Work out the number of lines with "fuori" in them. Reply with that number and no other words.

---- Supplied data

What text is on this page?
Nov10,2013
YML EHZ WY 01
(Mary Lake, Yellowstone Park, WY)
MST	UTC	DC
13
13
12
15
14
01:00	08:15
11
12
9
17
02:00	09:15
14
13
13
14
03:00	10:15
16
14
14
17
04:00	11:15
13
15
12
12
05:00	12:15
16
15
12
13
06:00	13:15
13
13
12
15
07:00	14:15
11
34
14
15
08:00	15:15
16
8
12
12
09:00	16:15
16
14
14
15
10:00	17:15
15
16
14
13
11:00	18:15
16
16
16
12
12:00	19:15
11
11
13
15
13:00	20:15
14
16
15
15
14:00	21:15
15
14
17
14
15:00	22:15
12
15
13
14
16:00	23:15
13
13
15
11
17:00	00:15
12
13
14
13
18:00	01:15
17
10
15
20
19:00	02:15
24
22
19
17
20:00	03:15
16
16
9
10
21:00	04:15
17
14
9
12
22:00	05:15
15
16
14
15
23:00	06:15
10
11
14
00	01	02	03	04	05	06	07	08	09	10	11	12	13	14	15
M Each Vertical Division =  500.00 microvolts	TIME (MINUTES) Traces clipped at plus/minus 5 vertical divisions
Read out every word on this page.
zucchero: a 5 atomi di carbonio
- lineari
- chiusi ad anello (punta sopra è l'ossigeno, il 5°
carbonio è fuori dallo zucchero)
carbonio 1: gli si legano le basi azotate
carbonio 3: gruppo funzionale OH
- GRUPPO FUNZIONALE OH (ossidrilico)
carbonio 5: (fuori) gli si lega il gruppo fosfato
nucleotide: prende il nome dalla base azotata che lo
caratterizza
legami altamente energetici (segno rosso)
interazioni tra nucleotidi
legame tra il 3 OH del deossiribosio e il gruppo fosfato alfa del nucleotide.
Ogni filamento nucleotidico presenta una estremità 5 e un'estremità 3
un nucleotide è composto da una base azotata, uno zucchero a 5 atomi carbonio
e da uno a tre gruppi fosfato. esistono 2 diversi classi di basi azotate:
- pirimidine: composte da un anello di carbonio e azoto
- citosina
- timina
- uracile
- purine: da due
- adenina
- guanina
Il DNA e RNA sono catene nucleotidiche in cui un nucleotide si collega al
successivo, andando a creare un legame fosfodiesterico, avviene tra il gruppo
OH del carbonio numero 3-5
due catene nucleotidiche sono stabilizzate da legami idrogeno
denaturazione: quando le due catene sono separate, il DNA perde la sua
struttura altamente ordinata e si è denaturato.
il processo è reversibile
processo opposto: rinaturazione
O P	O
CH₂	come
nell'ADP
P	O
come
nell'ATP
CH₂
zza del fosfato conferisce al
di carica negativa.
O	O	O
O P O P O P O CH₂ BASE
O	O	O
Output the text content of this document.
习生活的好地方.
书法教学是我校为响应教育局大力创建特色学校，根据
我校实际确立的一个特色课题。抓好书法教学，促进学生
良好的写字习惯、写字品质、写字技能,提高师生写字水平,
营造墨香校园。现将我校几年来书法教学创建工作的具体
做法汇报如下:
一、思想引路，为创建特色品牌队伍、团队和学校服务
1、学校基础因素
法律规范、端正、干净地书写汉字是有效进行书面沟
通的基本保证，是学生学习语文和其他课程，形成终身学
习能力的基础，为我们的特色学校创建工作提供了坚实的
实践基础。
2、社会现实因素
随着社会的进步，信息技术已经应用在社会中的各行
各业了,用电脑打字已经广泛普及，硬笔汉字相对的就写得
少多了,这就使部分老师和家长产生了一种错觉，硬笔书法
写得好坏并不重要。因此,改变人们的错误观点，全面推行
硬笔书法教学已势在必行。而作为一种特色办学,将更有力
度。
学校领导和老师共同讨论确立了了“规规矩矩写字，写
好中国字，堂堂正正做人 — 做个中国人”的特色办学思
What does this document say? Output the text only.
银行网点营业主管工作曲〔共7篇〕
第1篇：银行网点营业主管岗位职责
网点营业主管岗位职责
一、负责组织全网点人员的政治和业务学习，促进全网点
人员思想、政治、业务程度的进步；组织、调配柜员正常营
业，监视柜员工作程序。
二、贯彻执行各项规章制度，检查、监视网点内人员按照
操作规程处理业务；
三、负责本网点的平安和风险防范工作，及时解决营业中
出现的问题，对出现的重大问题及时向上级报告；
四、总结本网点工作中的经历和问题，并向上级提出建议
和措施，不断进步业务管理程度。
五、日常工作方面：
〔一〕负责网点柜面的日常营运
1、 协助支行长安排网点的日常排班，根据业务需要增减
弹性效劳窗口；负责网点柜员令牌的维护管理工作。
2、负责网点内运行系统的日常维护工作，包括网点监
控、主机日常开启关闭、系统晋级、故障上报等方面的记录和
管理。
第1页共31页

--------

#### Output of the exercise:
2